EXERCISE TASK: Tally up how many lines in the listing below contain the string "count", and give only the total.

##### RECORDS PROVIDED #####

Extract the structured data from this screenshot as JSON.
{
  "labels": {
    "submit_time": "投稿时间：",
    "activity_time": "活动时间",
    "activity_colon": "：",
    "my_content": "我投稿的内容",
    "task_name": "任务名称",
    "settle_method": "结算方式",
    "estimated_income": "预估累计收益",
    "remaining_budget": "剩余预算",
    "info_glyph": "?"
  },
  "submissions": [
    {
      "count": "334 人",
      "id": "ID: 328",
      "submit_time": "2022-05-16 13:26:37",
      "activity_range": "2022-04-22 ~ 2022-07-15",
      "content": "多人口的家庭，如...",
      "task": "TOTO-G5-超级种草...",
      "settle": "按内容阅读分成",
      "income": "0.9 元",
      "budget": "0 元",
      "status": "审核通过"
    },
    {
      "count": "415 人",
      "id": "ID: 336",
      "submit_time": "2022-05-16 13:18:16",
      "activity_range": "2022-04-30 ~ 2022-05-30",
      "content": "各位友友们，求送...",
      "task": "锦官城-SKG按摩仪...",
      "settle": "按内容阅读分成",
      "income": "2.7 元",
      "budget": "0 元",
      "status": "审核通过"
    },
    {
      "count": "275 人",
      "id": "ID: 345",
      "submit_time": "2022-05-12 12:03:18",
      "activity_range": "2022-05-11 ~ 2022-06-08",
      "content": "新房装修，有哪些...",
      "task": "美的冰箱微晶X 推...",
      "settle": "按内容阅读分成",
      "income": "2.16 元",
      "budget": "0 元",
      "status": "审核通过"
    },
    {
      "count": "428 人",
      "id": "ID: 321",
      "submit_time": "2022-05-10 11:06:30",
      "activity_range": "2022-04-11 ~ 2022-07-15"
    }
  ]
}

#####

RESPONSE BELOW: 4